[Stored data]

-- -- --

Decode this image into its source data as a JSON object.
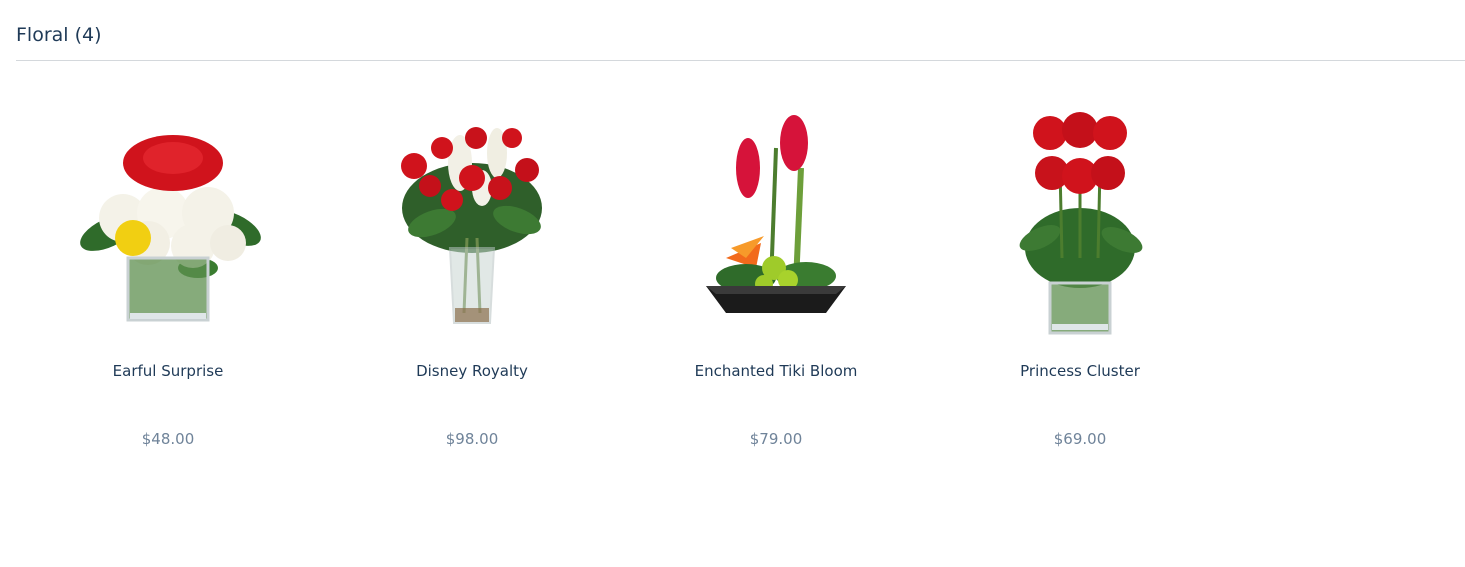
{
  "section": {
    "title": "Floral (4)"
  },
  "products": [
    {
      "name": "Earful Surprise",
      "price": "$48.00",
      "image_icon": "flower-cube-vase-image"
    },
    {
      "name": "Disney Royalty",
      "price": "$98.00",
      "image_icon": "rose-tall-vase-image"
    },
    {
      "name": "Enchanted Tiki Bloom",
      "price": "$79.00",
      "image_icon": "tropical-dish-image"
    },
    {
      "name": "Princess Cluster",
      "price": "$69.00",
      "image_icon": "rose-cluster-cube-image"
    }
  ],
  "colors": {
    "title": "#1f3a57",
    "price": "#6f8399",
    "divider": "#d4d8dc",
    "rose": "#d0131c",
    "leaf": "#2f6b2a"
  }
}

-- -- --

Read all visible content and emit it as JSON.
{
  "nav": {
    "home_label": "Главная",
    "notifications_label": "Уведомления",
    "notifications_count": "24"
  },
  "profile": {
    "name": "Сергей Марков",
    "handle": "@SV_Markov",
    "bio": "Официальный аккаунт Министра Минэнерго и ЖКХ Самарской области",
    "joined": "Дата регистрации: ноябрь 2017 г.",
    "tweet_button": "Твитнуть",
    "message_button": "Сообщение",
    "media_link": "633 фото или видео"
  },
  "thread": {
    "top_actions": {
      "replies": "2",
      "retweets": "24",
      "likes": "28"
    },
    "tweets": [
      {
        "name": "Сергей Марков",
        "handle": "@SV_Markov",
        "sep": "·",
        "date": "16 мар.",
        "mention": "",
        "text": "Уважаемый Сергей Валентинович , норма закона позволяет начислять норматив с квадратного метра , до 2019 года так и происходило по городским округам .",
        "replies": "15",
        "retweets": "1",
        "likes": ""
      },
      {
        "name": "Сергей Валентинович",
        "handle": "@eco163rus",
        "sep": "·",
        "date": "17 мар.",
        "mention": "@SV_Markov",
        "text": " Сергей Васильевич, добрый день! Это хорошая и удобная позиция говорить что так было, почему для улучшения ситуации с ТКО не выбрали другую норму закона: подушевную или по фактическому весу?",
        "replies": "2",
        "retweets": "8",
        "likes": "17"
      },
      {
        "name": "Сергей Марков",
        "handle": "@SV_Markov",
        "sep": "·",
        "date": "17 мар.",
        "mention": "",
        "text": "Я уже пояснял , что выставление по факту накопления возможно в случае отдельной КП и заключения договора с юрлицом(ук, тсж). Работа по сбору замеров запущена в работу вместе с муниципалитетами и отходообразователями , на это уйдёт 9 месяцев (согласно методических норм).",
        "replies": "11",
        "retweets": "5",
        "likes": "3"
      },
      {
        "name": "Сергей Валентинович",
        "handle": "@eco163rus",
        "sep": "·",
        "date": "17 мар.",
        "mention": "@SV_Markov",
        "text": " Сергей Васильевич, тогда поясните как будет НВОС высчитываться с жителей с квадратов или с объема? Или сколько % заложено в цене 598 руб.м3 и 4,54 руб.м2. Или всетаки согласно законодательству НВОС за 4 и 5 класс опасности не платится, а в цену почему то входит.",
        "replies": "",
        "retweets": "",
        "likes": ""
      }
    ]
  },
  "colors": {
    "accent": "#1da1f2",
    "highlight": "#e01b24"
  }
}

-- -- --

DIRECTIONS: Supply the count of lines in the entries that contain the word "price", and nothing besides.

ANSWER TO THE TASK: 5